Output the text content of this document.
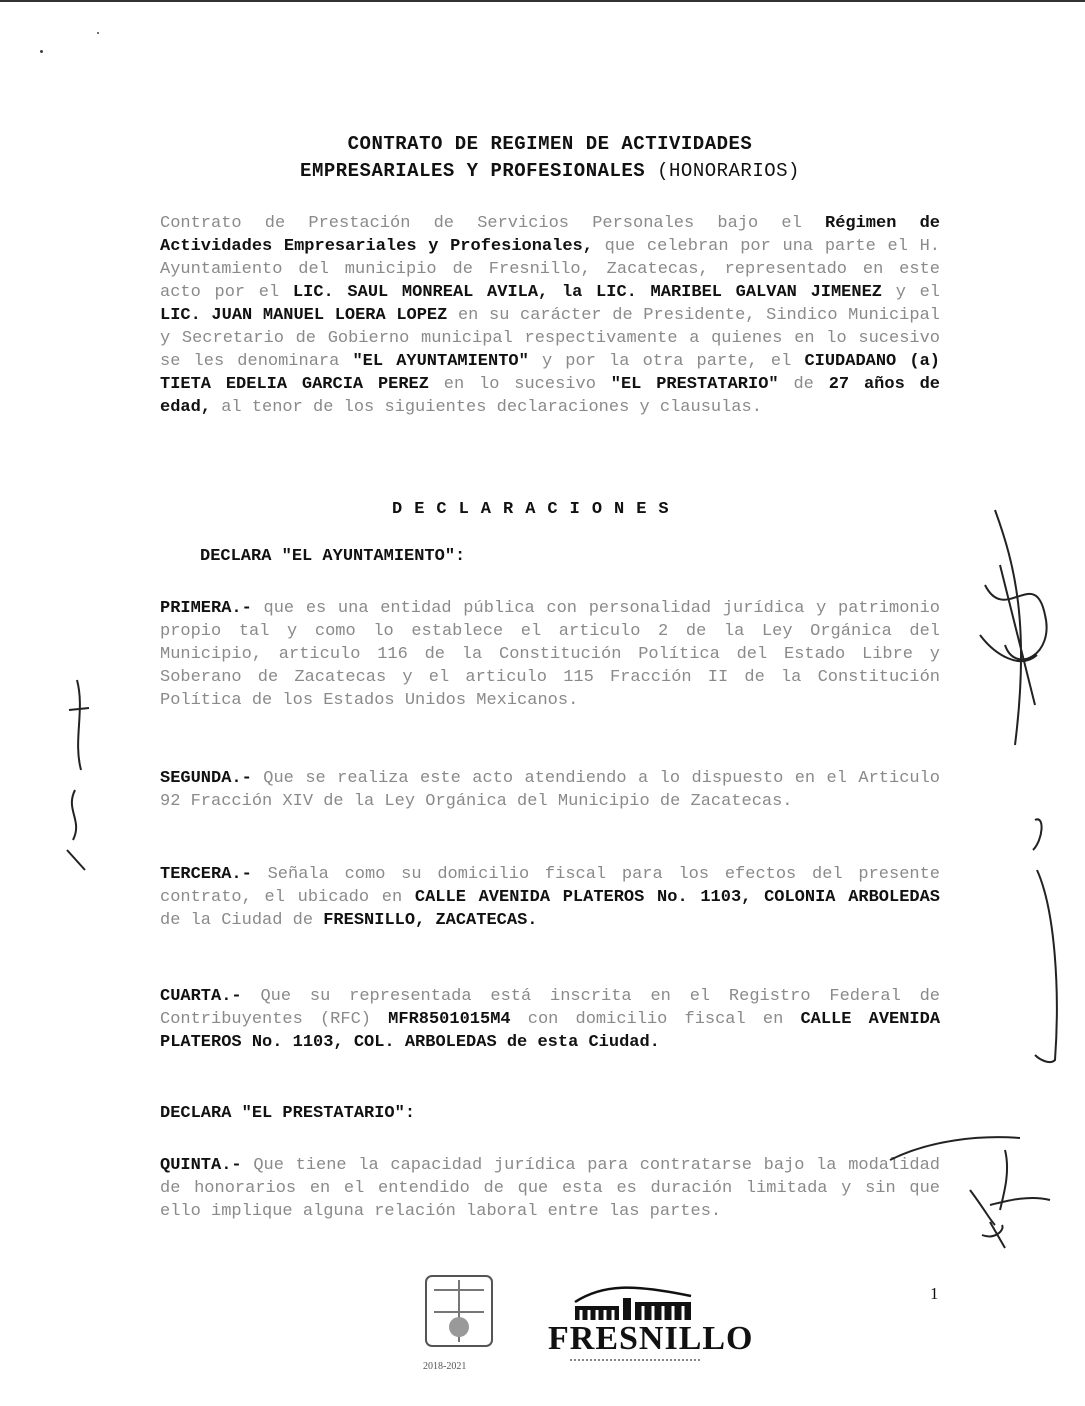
CONTRATO DE REGIMEN DE ACTIVIDADES
EMPRESARIALES Y PROFESIONALES (HONORARIOS)

Contrato de Prestación de Servicios Personales bajo el Régimen de Actividades Empresariales y Profesionales, que celebran por una parte el H. Ayuntamiento del municipio de Fresnillo, Zacatecas, representado en este acto por el LIC. SAUL MONREAL AVILA, la LIC. MARIBEL GALVAN JIMENEZ y el LIC. JUAN MANUEL LOERA LOPEZ en su carácter de Presidente, Sindico Municipal y Secretario de Gobierno municipal respectivamente a quienes en lo sucesivo se les denominara "EL AYUNTAMIENTO" y por la otra parte, el CIUDADANO (a) TIETA EDELIA GARCIA PEREZ en lo sucesivo "EL PRESTATARIO" de 27 años de edad, al tenor de los siguientes declaraciones y clausulas.

DECLARACIONES
DECLARA "EL AYUNTAMIENTO":

PRIMERA.- que es una entidad pública con personalidad jurídica y patrimonio propio tal y como lo establece el articulo 2 de la Ley Orgánica del Municipio, articulo 116 de la Constitución Política del Estado Libre y Soberano de Zacatecas y el articulo 115 Fracción II de la Constitución Política de los Estados Unidos Mexicanos.

SEGUNDA.- Que se realiza este acto atendiendo a lo dispuesto en el Articulo 92 Fracción XIV de la Ley Orgánica del Municipio de Zacatecas.

TERCERA.- Señala como su domicilio fiscal para los efectos del presente contrato, el ubicado en CALLE AVENIDA PLATEROS No. 1103, COLONIA ARBOLEDAS de la Ciudad de FRESNILLO, ZACATECAS.

CUARTA.- Que su representada está inscrita en el Registro Federal de Contribuyentes (RFC) MFR8501015M4 con domicilio fiscal en CALLE AVENIDA PLATEROS No. 1103, COL. ARBOLEDAS de esta Ciudad.

DECLARA "EL PRESTATARIO":

QUINTA.- Que tiene la capacidad jurídica para contratarse bajo la modalidad de honorarios en el entendido de que esta es duración limitada y sin que ello implique alguna relación laboral entre las partes.

1
2018-2021
FRESNILLO
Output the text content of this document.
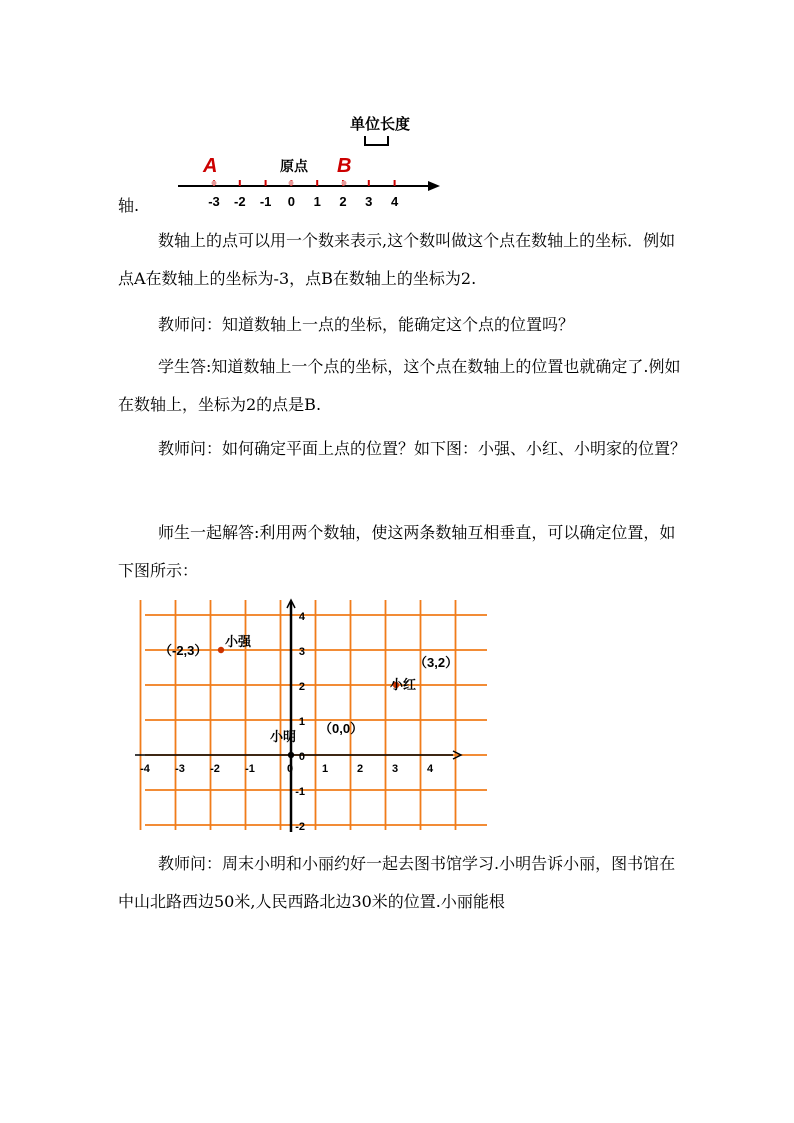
轴.
单位长度
A	原点 B
-3 -2 -1 0 1 2 3 4

数轴上的点可以用一个数来表示,这个数叫做这个点在数轴上的坐标．例如点A在数轴上的坐标为-3，点B在数轴上的坐标为2.

教师问：知道数轴上一点的坐标，能确定这个点的位置吗？

学生答:知道数轴上一个点的坐标，这个点在数轴上的位置也就确定了.例如在数轴上，坐标为2的点是B.

教师问：如何确定平面上点的位置？如下图：小强、小红、小明家的位置？

师生一起解答:利用两个数轴，使这两条数轴互相垂直，可以确定位置，如下图所示：

-4 -3 -2 -1	0	1	2	3	4
4
3
2
1
0
-1
-2
小强
（-2,3）
小红
（3,2）
小明
（0,0）

教师问：周末小明和小丽约好一起去图书馆学习.小明告诉小丽，图书馆在中山北路西边50米,人民西路北边30米的位置.小丽能根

Request
Exclude the images and reproduce the remaining data exactly.

Solved problem
Output the text content of this document.
CONTRATO DE REGIMEN DE ACTIVIDADES
EMPRESARIALES Y PROFESIONALES (HONORARIOS)

Contrato de Prestación de Servicios Personales bajo el Régimen de Actividades Empresariales y Profesionales, que celebran por una parte el H. Ayuntamiento del municipio de Fresnillo, Zacatecas, representado en este acto por el LIC. SAUL MONREAL AVILA, la LIC. MARIBEL GALVAN JIMENEZ y el LIC. JUAN MANUEL LOERA LOPEZ en su carácter de Presidente, Sindico Municipal y Secretario de Gobierno municipal respectivamente a quienes en lo sucesivo se les denominara "EL AYUNTAMIENTO" y por la otra parte, el CIUDADANO (a) TIETA EDELIA GARCIA PEREZ en lo sucesivo "EL PRESTATARIO" de 27 años de edad, al tenor de los siguientes declaraciones y clausulas.

DECLARACIONES
DECLARA "EL AYUNTAMIENTO":

PRIMERA.- que es una entidad pública con personalidad jurídica y patrimonio propio tal y como lo establece el articulo 2 de la Ley Orgánica del Municipio, articulo 116 de la Constitución Política del Estado Libre y Soberano de Zacatecas y el articulo 115 Fracción II de la Constitución Política de los Estados Unidos Mexicanos.

SEGUNDA.- Que se realiza este acto atendiendo a lo dispuesto en el Articulo 92 Fracción XIV de la Ley Orgánica del Municipio de Zacatecas.

TERCERA.- Señala como su domicilio fiscal para los efectos del presente contrato, el ubicado en CALLE AVENIDA PLATEROS No. 1103, COLONIA ARBOLEDAS de la Ciudad de FRESNILLO, ZACATECAS.

CUARTA.- Que su representada está inscrita en el Registro Federal de Contribuyentes (RFC) MFR8501015M4 con domicilio fiscal en CALLE AVENIDA PLATEROS No. 1103, COL. ARBOLEDAS de esta Ciudad.

DECLARA "EL PRESTATARIO":

QUINTA.- Que tiene la capacidad jurídica para contratarse bajo la modalidad de honorarios en el entendido de que esta es duración limitada y sin que ello implique alguna relación laboral entre las partes.

1
2018-2021
FRESNILLO
Output the text content of this document.
轴.
单位长度
A	原点 B
-3 -2 -1 0 1 2 3 4

数轴上的点可以用一个数来表示,这个数叫做这个点在数轴上的坐标．例如点A在数轴上的坐标为-3，点B在数轴上的坐标为2.

教师问：知道数轴上一点的坐标，能确定这个点的位置吗？

学生答:知道数轴上一个点的坐标，这个点在数轴上的位置也就确定了.例如在数轴上，坐标为2的点是B.

教师问：如何确定平面上点的位置？如下图：小强、小红、小明家的位置？

师生一起解答:利用两个数轴，使这两条数轴互相垂直，可以确定位置，如下图所示：

-4 -3 -2 -1	0	1	2	3	4
4
3
2
1
0
-1
-2
小强
（-2,3）
小红
（3,2）
小明
（0,0）

教师问：周末小明和小丽约好一起去图书馆学习.小明告诉小丽，图书馆在中山北路西边50米,人民西路北边30米的位置.小丽能根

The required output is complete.